Entries shown.
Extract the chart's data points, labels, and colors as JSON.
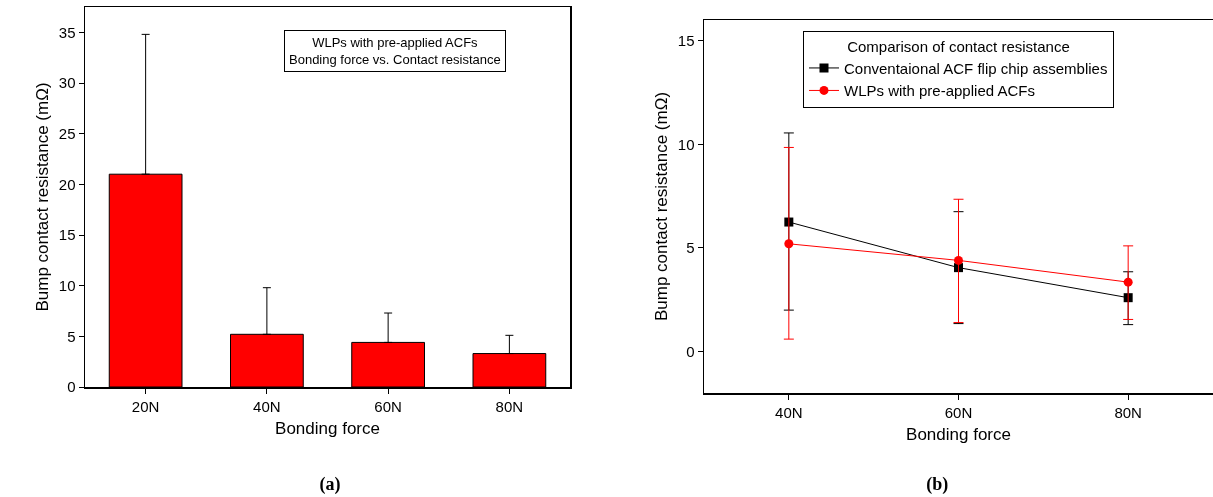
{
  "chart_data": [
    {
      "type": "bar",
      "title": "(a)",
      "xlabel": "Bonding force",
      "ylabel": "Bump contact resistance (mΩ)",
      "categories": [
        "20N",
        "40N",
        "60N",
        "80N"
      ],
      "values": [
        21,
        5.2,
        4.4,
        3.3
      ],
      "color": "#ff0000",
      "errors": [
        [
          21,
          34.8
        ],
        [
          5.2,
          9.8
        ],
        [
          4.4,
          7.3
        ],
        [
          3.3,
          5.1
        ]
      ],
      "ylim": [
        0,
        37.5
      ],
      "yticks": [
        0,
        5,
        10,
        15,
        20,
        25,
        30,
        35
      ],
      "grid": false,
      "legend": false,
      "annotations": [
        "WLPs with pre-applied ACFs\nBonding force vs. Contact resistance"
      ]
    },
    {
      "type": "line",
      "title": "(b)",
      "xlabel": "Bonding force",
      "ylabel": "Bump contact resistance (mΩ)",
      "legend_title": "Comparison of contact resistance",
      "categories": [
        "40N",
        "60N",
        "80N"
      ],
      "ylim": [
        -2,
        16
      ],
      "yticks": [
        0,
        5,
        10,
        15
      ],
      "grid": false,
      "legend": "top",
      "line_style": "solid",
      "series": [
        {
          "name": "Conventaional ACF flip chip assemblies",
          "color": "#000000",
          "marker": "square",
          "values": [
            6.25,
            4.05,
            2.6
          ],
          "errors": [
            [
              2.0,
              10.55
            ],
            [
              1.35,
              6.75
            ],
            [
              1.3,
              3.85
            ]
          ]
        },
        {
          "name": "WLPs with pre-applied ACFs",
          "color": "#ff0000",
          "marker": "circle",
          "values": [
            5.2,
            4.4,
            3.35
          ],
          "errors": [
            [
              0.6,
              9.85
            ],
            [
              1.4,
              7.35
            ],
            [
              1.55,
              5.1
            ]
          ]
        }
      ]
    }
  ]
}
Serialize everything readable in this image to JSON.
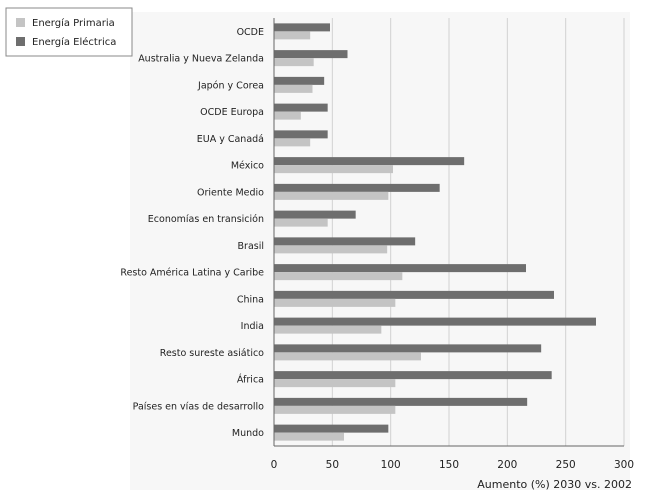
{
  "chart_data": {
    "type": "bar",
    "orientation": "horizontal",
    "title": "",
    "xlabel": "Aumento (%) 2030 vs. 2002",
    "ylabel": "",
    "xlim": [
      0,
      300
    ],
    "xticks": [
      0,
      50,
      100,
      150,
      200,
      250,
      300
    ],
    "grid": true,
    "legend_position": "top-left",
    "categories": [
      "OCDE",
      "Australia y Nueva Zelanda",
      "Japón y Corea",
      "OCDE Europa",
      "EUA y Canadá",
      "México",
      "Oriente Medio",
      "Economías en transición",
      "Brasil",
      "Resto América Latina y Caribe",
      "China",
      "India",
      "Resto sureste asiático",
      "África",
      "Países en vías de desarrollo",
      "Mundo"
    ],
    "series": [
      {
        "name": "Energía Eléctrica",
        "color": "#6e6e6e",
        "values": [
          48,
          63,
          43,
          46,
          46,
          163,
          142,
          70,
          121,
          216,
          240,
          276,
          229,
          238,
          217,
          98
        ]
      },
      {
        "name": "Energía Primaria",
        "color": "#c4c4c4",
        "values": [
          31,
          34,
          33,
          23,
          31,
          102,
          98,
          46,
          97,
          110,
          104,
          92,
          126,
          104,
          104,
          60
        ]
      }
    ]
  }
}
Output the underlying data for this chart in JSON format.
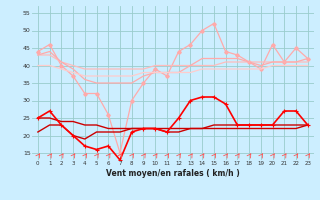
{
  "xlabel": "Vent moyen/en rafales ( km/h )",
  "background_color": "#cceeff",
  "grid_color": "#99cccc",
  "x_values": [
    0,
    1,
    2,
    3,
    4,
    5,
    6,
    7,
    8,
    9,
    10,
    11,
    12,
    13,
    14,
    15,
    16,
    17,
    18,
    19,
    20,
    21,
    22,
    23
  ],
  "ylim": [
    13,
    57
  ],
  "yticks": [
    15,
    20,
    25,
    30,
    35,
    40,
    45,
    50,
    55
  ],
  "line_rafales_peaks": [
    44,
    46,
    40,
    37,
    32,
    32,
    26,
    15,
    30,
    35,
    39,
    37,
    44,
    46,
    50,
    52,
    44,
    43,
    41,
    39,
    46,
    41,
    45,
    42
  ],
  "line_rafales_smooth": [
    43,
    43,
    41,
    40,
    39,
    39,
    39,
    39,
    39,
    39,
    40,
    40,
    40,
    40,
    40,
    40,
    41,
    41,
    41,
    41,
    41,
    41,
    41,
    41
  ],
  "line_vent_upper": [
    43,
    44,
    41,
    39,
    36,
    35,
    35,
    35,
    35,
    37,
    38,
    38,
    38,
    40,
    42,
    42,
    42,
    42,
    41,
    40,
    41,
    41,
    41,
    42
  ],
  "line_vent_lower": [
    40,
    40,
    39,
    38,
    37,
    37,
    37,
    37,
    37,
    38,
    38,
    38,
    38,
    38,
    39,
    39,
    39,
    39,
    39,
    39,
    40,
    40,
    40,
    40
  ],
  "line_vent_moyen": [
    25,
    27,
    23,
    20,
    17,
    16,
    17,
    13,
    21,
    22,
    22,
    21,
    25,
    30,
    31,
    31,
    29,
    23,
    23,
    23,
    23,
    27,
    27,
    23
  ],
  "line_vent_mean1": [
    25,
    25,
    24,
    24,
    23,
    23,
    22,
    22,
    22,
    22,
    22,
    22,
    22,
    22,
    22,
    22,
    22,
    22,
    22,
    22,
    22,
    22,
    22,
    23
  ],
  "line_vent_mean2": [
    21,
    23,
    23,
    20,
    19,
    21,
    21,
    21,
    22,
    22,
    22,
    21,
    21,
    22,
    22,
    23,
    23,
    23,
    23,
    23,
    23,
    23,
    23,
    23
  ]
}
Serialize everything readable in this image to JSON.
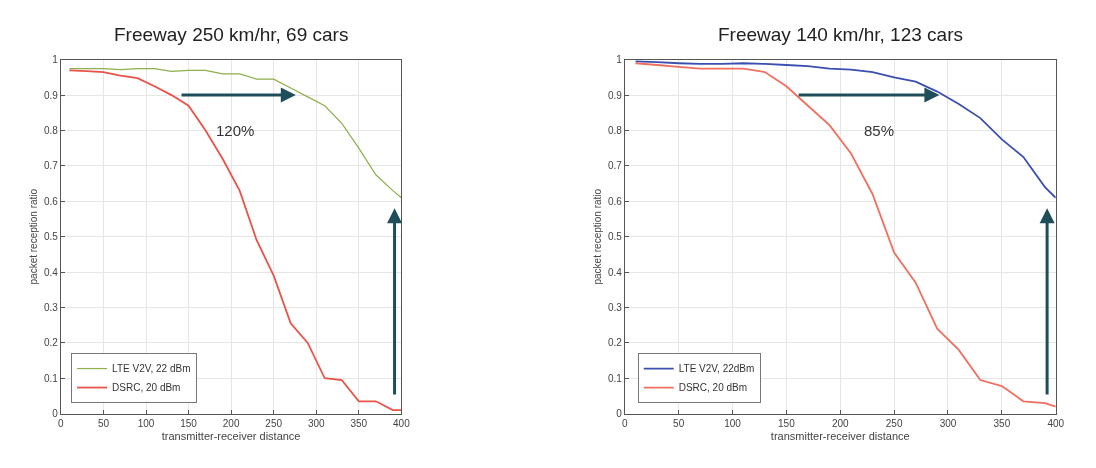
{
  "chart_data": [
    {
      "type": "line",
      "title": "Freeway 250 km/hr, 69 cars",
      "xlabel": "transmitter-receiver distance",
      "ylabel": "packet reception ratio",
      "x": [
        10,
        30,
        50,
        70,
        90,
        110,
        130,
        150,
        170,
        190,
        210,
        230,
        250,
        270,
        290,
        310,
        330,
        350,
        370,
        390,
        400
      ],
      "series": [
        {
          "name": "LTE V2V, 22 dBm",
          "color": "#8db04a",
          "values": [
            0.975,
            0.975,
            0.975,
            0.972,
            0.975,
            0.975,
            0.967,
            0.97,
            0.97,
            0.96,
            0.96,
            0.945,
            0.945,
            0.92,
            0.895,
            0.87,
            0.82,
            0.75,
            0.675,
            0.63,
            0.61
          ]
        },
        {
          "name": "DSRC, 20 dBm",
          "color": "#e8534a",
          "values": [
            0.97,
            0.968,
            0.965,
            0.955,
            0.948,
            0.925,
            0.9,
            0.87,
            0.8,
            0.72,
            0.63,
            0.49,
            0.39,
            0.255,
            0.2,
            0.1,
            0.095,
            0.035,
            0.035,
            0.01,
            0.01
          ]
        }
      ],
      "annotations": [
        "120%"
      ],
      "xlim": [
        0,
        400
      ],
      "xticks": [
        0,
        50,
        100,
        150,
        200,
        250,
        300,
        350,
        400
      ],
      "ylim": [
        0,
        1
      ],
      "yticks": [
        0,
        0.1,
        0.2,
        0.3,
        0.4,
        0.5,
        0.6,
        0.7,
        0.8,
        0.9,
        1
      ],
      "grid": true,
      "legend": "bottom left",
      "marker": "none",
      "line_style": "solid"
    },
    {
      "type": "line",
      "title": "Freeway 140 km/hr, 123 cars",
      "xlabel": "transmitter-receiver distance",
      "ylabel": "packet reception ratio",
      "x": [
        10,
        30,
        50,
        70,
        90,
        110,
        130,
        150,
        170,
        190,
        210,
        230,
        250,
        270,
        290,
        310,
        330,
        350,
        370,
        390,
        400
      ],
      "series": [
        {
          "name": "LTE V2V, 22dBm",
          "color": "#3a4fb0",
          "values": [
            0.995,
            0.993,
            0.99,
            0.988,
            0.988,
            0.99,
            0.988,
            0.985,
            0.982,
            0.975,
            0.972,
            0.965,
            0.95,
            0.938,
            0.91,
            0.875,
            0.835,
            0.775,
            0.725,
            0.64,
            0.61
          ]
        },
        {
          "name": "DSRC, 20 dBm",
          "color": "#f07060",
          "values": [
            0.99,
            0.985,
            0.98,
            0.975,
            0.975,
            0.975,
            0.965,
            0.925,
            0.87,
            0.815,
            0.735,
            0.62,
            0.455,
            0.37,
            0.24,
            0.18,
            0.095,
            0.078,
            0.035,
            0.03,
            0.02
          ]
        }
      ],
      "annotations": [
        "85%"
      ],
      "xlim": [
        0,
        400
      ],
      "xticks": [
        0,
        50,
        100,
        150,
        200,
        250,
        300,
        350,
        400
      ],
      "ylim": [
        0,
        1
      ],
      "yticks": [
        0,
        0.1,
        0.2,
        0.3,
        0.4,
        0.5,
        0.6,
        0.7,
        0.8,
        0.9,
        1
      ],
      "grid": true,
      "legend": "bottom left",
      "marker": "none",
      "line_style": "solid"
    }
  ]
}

Requirements. Gather each line of the listing containing the word "Resto" and show it.

Reply to the task.
      "Resto América Latina y Caribe",
      "Resto sureste asiático",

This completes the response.